- _WHAT YOU ARE ASKED TO DO_
For this exercise, repeat all of the material verbatim apart from its images.
** BEGIN INPUT MATERIAL **
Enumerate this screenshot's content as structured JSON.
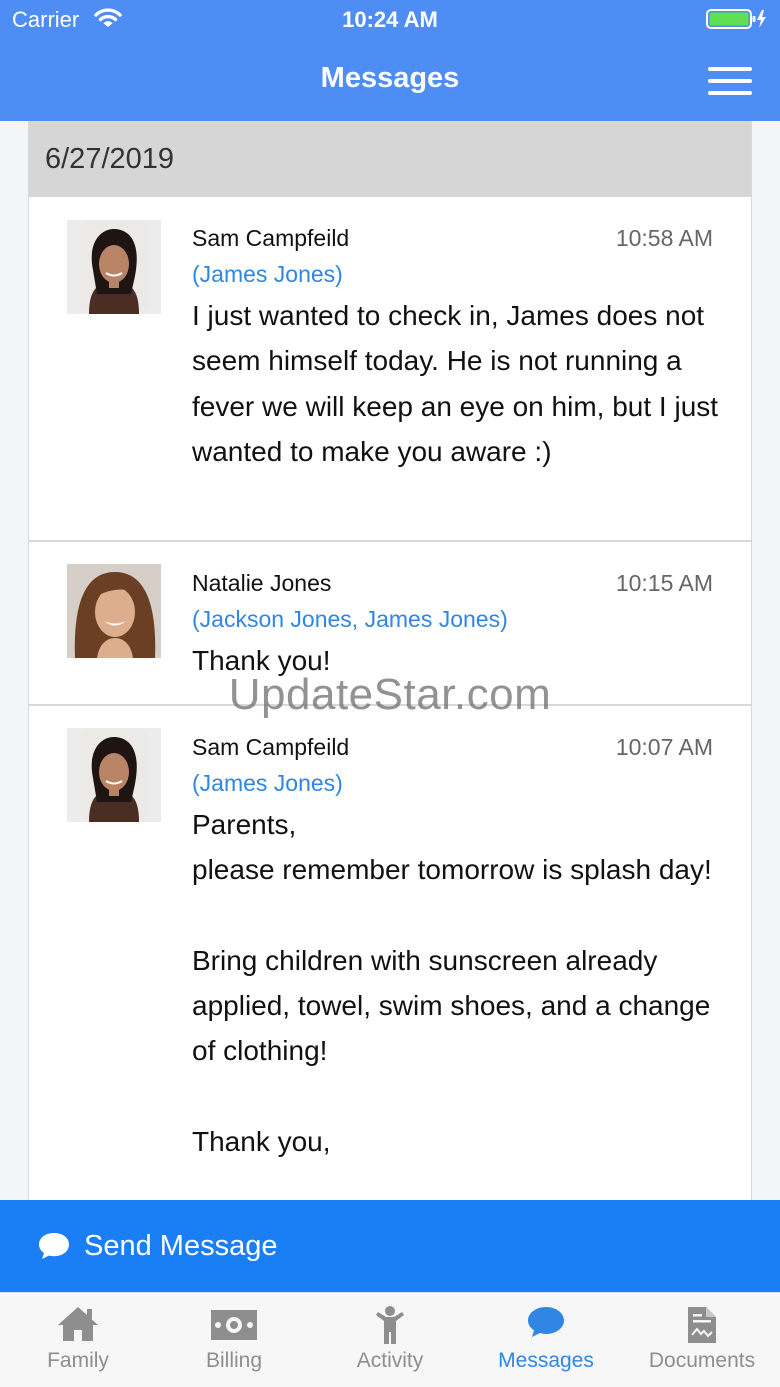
{
  "status": {
    "carrier": "Carrier",
    "time": "10:24 AM"
  },
  "navbar": {
    "title": "Messages"
  },
  "date_header": "6/27/2019",
  "messages": [
    {
      "sender": "Sam Campfeild",
      "time": "10:58 AM",
      "children": "(James Jones)",
      "body": "I just wanted to check in, James does not seem himself today. He is not running a fever we will keep an eye on him, but I just wanted to make you aware :)"
    },
    {
      "sender": "Natalie Jones",
      "time": "10:15 AM",
      "children": "(Jackson Jones, James Jones)",
      "body": "Thank you!"
    },
    {
      "sender": "Sam Campfeild",
      "time": "10:07 AM",
      "children": "(James Jones)",
      "body": "Parents,\nplease remember tomorrow is splash day!\n\nBring children with sunscreen already applied, towel, swim shoes, and a change of clothing!\n\nThank you,"
    }
  ],
  "watermark": "UpdateStar.com",
  "send": {
    "label": "Send Message"
  },
  "tabs": [
    {
      "label": "Family",
      "icon": "home-icon"
    },
    {
      "label": "Billing",
      "icon": "money-icon"
    },
    {
      "label": "Activity",
      "icon": "person-icon"
    },
    {
      "label": "Messages",
      "icon": "chat-icon"
    },
    {
      "label": "Documents",
      "icon": "document-icon"
    }
  ],
  "colors": {
    "header": "#4d8df4",
    "send_bar": "#1a7ff4",
    "link": "#2f86e3",
    "tab_inactive": "#8e8e8e"
  }
}
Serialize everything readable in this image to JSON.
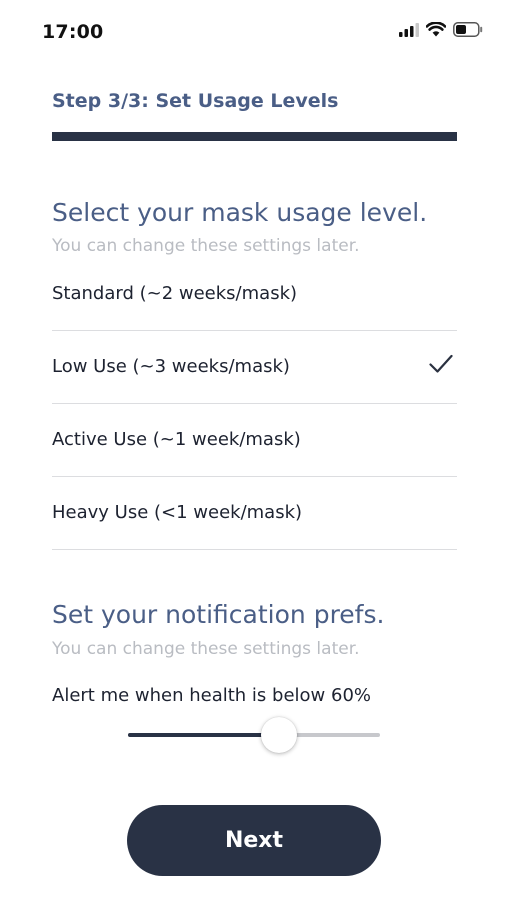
{
  "status_bar": {
    "time": "17:00",
    "icons": [
      "signal-bars-icon",
      "wifi-icon",
      "battery-icon"
    ]
  },
  "header": {
    "step_label": "Step 3/3: Set Usage Levels",
    "progress_fraction": 1.0
  },
  "usage_section": {
    "title": "Select your mask usage level.",
    "subtitle": "You can change these settings later.",
    "options": [
      {
        "label": "Standard (~2 weeks/mask)",
        "selected": false
      },
      {
        "label": "Low Use (~3 weeks/mask)",
        "selected": true
      },
      {
        "label": "Active Use (~1 week/mask)",
        "selected": false
      },
      {
        "label": "Heavy Use (<1 week/mask)",
        "selected": false
      }
    ]
  },
  "notification_section": {
    "title": "Set your notification prefs.",
    "subtitle": "You can change these settings later.",
    "alert_label": "Alert me when health is below 60%",
    "slider_value_percent": 60
  },
  "footer": {
    "next_label": "Next"
  },
  "colors": {
    "accent_dark": "#293245",
    "heading_blue": "#4a5e86",
    "muted_text": "#b9bcc2"
  }
}
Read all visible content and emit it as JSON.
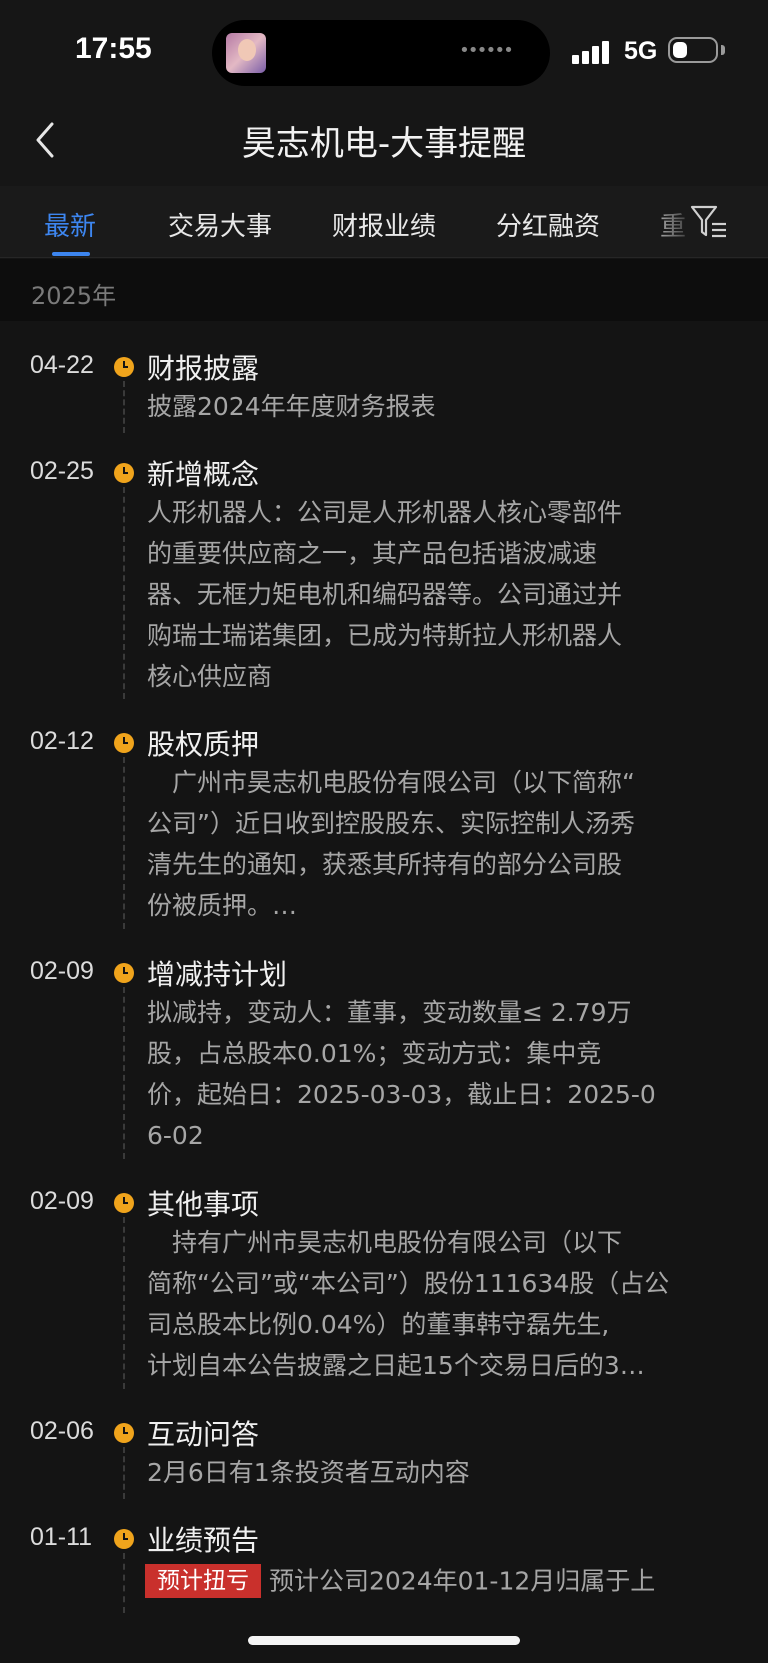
{
  "status_bar": {
    "time": "17:55",
    "network": "5G",
    "battery_fraction": 0.35,
    "signal_bars": 4
  },
  "header": {
    "title": "昊志机电-大事提醒",
    "back_icon": "chevron-left-icon"
  },
  "tabs": [
    {
      "label": "最新",
      "active": true
    },
    {
      "label": "交易大事",
      "active": false
    },
    {
      "label": "财报业绩",
      "active": false
    },
    {
      "label": "分红融资",
      "active": false
    },
    {
      "label": "重",
      "active": false
    }
  ],
  "filter_icon": "filter-icon",
  "year": "2025年",
  "events": [
    {
      "date": "04-22",
      "title": "财报披露",
      "body": "披露2024年年度财务报表"
    },
    {
      "date": "02-25",
      "title": "新增概念",
      "body_lines": [
        "人形机器人：公司是人形机器人核心零部件",
        "的重要供应商之一，其产品包括谐波减速",
        "器、无框力矩电机和编码器等。公司通过并",
        "购瑞士瑞诺集团，已成为特斯拉人形机器人",
        "核心供应商"
      ]
    },
    {
      "date": "02-12",
      "title": "股权质押",
      "body_lines": [
        "　广州市昊志机电股份有限公司（以下简称“",
        "公司”）近日收到控股股东、实际控制人汤秀",
        "清先生的通知，获悉其所持有的部分公司股",
        "份被质押。…"
      ]
    },
    {
      "date": "02-09",
      "title": "增减持计划",
      "body_lines": [
        "拟减持，变动人：董事，变动数量≤ 2.79万",
        "股，占总股本0.01%；变动方式：集中竞",
        "价，起始日：2025-03-03，截止日：2025-0",
        "6-02"
      ]
    },
    {
      "date": "02-09",
      "title": "其他事项",
      "body_lines": [
        "　持有广州市昊志机电股份有限公司（以下",
        "简称“公司”或“本公司”）股份111634股（占公",
        "司总股本比例0.04%）的董事韩守磊先生,",
        "计划自本公告披露之日起15个交易日后的3…"
      ]
    },
    {
      "date": "02-06",
      "title": "互动问答",
      "body": "2月6日有1条投资者互动内容"
    },
    {
      "date": "01-11",
      "title": "业绩预告",
      "tag": "预计扭亏",
      "tag_color": "#c9302c",
      "body": "预计公司2024年01-12月归属于上"
    }
  ],
  "colors": {
    "accent": "#3d86f0",
    "clock": "#f0a41c",
    "background": "#141414"
  }
}
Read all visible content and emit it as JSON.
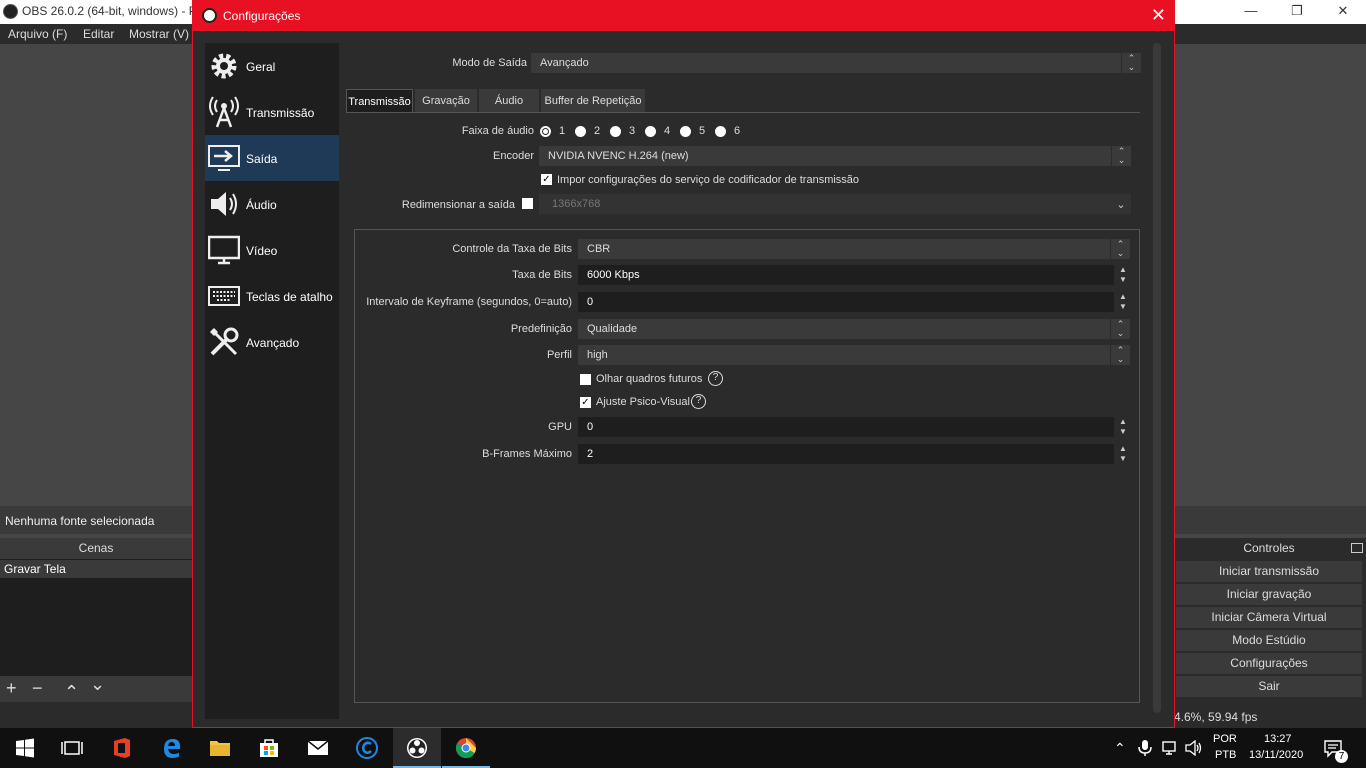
{
  "main_window": {
    "title": "OBS 26.0.2 (64-bit, windows) - P",
    "menu": [
      "Arquivo (F)",
      "Editar",
      "Mostrar (V)"
    ],
    "no_source": "Nenhuma fonte selecionada",
    "scenes_header": "Cenas",
    "scenes": [
      "Gravar Tela"
    ],
    "scene_tools": [
      "+",
      "−",
      "⌃",
      "⌄"
    ],
    "controls_header": "Controles",
    "controls": [
      "Iniciar transmissão",
      "Iniciar gravação",
      "Iniciar Câmera Virtual",
      "Modo Estúdio",
      "Configurações",
      "Sair"
    ],
    "status": "4.6%, 59.94 fps"
  },
  "dialog": {
    "title": "Configurações",
    "close": "✕",
    "sidebar": [
      {
        "label": "Geral",
        "icon": "gear-icon"
      },
      {
        "label": "Transmissão",
        "icon": "broadcast-icon"
      },
      {
        "label": "Saída",
        "icon": "output-icon"
      },
      {
        "label": "Áudio",
        "icon": "speaker-icon"
      },
      {
        "label": "Vídeo",
        "icon": "monitor-icon"
      },
      {
        "label": "Teclas de atalho",
        "icon": "keyboard-icon"
      },
      {
        "label": "Avançado",
        "icon": "tools-icon"
      }
    ],
    "output_mode_label": "Modo de Saída",
    "output_mode_value": "Avançado",
    "tabs": [
      "Transmissão",
      "Gravação",
      "Áudio",
      "Buffer de Repetição"
    ],
    "audio_track_label": "Faixa de áudio",
    "audio_tracks": [
      "1",
      "2",
      "3",
      "4",
      "5",
      "6"
    ],
    "encoder_label": "Encoder",
    "encoder_value": "NVIDIA NVENC H.264 (new)",
    "enforce_label": "Impor configurações do serviço de codificador de transmissão",
    "rescale_label": "Redimensionar a saída",
    "rescale_value": "1366x768",
    "rate_control_label": "Controle da Taxa de Bits",
    "rate_control_value": "CBR",
    "bitrate_label": "Taxa de Bits",
    "bitrate_value": "6000 Kbps",
    "keyframe_label": "Intervalo de Keyframe (segundos, 0=auto)",
    "keyframe_value": "0",
    "preset_label": "Predefinição",
    "preset_value": "Qualidade",
    "profile_label": "Perfil",
    "profile_value": "high",
    "lookahead_label": "Olhar quadros futuros",
    "psycho_label": "Ajuste Psico-Visual",
    "gpu_label": "GPU",
    "gpu_value": "0",
    "bframes_label": "B-Frames Máximo",
    "bframes_value": "2"
  },
  "taskbar": {
    "lang_top": "POR",
    "lang_bottom": "PTB",
    "time": "13:27",
    "date": "13/11/2020",
    "notif_count": "7"
  }
}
** END INPUT MATERIAL **
- _THE RESULT_
Enumerate this screenshot's content as structured JSON.
{
  "status": {
    "carrier": "Carrier",
    "time": "10:24 AM"
  },
  "navbar": {
    "title": "Messages"
  },
  "date_header": "6/27/2019",
  "messages": [
    {
      "sender": "Sam Campfeild",
      "time": "10:58 AM",
      "children": "(James Jones)",
      "body": "I just wanted to check in, James does not seem himself today. He is not running a fever we will keep an eye on him, but I just wanted to make you aware :)"
    },
    {
      "sender": "Natalie Jones",
      "time": "10:15 AM",
      "children": "(Jackson Jones, James Jones)",
      "body": "Thank you!"
    },
    {
      "sender": "Sam Campfeild",
      "time": "10:07 AM",
      "children": "(James Jones)",
      "body": "Parents,\nplease remember tomorrow is splash day!\n\nBring children with sunscreen already applied, towel, swim shoes, and a change of clothing!\n\nThank you,"
    }
  ],
  "watermark": "UpdateStar.com",
  "send": {
    "label": "Send Message"
  },
  "tabs": [
    {
      "label": "Family",
      "icon": "home-icon"
    },
    {
      "label": "Billing",
      "icon": "money-icon"
    },
    {
      "label": "Activity",
      "icon": "person-icon"
    },
    {
      "label": "Messages",
      "icon": "chat-icon"
    },
    {
      "label": "Documents",
      "icon": "document-icon"
    }
  ],
  "colors": {
    "header": "#4d8df4",
    "send_bar": "#1a7ff4",
    "link": "#2f86e3",
    "tab_inactive": "#8e8e8e"
  }
}
Serialize everything readable in this image to JSON.
{
  "status_bar": {
    "time": "17:00",
    "icons": [
      "signal-bars-icon",
      "wifi-icon",
      "battery-icon"
    ]
  },
  "header": {
    "step_label": "Step 3/3: Set Usage Levels",
    "progress_fraction": 1.0
  },
  "usage_section": {
    "title": "Select your mask usage level.",
    "subtitle": "You can change these settings later.",
    "options": [
      {
        "label": "Standard (~2 weeks/mask)",
        "selected": false
      },
      {
        "label": "Low Use (~3 weeks/mask)",
        "selected": true
      },
      {
        "label": "Active Use (~1 week/mask)",
        "selected": false
      },
      {
        "label": "Heavy Use (<1 week/mask)",
        "selected": false
      }
    ]
  },
  "notification_section": {
    "title": "Set your notification prefs.",
    "subtitle": "You can change these settings later.",
    "alert_label": "Alert me when health is below 60%",
    "slider_value_percent": 60
  },
  "footer": {
    "next_label": "Next"
  },
  "colors": {
    "accent_dark": "#293245",
    "heading_blue": "#4a5e86",
    "muted_text": "#b9bcc2"
  }
}
Read all visible content and emit it as JSON.
{
  "status_bar": {
    "time": "17:55",
    "network": "5G",
    "battery_fraction": 0.35,
    "signal_bars": 4
  },
  "header": {
    "title": "昊志机电-大事提醒",
    "back_icon": "chevron-left-icon"
  },
  "tabs": [
    {
      "label": "最新",
      "active": true
    },
    {
      "label": "交易大事",
      "active": false
    },
    {
      "label": "财报业绩",
      "active": false
    },
    {
      "label": "分红融资",
      "active": false
    },
    {
      "label": "重",
      "active": false
    }
  ],
  "filter_icon": "filter-icon",
  "year": "2025年",
  "events": [
    {
      "date": "04-22",
      "title": "财报披露",
      "body": "披露2024年年度财务报表"
    },
    {
      "date": "02-25",
      "title": "新增概念",
      "body_lines": [
        "人形机器人：公司是人形机器人核心零部件",
        "的重要供应商之一，其产品包括谐波减速",
        "器、无框力矩电机和编码器等。公司通过并",
        "购瑞士瑞诺集团，已成为特斯拉人形机器人",
        "核心供应商"
      ]
    },
    {
      "date": "02-12",
      "title": "股权质押",
      "body_lines": [
        "　广州市昊志机电股份有限公司（以下简称“",
        "公司”）近日收到控股股东、实际控制人汤秀",
        "清先生的通知，获悉其所持有的部分公司股",
        "份被质押。…"
      ]
    },
    {
      "date": "02-09",
      "title": "增减持计划",
      "body_lines": [
        "拟减持，变动人：董事，变动数量≤ 2.79万",
        "股，占总股本0.01%；变动方式：集中竞",
        "价，起始日：2025-03-03，截止日：2025-0",
        "6-02"
      ]
    },
    {
      "date": "02-09",
      "title": "其他事项",
      "body_lines": [
        "　持有广州市昊志机电股份有限公司（以下",
        "简称“公司”或“本公司”）股份111634股（占公",
        "司总股本比例0.04%）的董事韩守磊先生,",
        "计划自本公告披露之日起15个交易日后的3…"
      ]
    },
    {
      "date": "02-06",
      "title": "互动问答",
      "body": "2月6日有1条投资者互动内容"
    },
    {
      "date": "01-11",
      "title": "业绩预告",
      "tag": "预计扭亏",
      "tag_color": "#c9302c",
      "body": "预计公司2024年01-12月归属于上"
    }
  ],
  "colors": {
    "accent": "#3d86f0",
    "clock": "#f0a41c",
    "background": "#141414"
  }
}
Read all visible content and emit it as JSON.
{
  "main_window": {
    "title": "OBS 26.0.2 (64-bit, windows) - P",
    "menu": [
      "Arquivo (F)",
      "Editar",
      "Mostrar (V)"
    ],
    "no_source": "Nenhuma fonte selecionada",
    "scenes_header": "Cenas",
    "scenes": [
      "Gravar Tela"
    ],
    "scene_tools": [
      "+",
      "−",
      "⌃",
      "⌄"
    ],
    "controls_header": "Controles",
    "controls": [
      "Iniciar transmissão",
      "Iniciar gravação",
      "Iniciar Câmera Virtual",
      "Modo Estúdio",
      "Configurações",
      "Sair"
    ],
    "status": "4.6%, 59.94 fps"
  },
  "dialog": {
    "title": "Configurações",
    "close": "✕",
    "sidebar": [
      {
        "label": "Geral",
        "icon": "gear-icon"
      },
      {
        "label": "Transmissão",
        "icon": "broadcast-icon"
      },
      {
        "label": "Saída",
        "icon": "output-icon"
      },
      {
        "label": "Áudio",
        "icon": "speaker-icon"
      },
      {
        "label": "Vídeo",
        "icon": "monitor-icon"
      },
      {
        "label": "Teclas de atalho",
        "icon": "keyboard-icon"
      },
      {
        "label": "Avançado",
        "icon": "tools-icon"
      }
    ],
    "output_mode_label": "Modo de Saída",
    "output_mode_value": "Avançado",
    "tabs": [
      "Transmissão",
      "Gravação",
      "Áudio",
      "Buffer de Repetição"
    ],
    "audio_track_label": "Faixa de áudio",
    "audio_tracks": [
      "1",
      "2",
      "3",
      "4",
      "5",
      "6"
    ],
    "encoder_label": "Encoder",
    "encoder_value": "NVIDIA NVENC H.264 (new)",
    "enforce_label": "Impor configurações do serviço de codificador de transmissão",
    "rescale_label": "Redimensionar a saída",
    "rescale_value": "1366x768",
    "rate_control_label": "Controle da Taxa de Bits",
    "rate_control_value": "CBR",
    "bitrate_label": "Taxa de Bits",
    "bitrate_value": "6000 Kbps",
    "keyframe_label": "Intervalo de Keyframe (segundos, 0=auto)",
    "keyframe_value": "0",
    "preset_label": "Predefinição",
    "preset_value": "Qualidade",
    "profile_label": "Perfil",
    "profile_value": "high",
    "lookahead_label": "Olhar quadros futuros",
    "psycho_label": "Ajuste Psico-Visual",
    "gpu_label": "GPU",
    "gpu_value": "0",
    "bframes_label": "B-Frames Máximo",
    "bframes_value": "2"
  },
  "taskbar": {
    "lang_top": "POR",
    "lang_bottom": "PTB",
    "time": "13:27",
    "date": "13/11/2020",
    "notif_count": "7"
  }
}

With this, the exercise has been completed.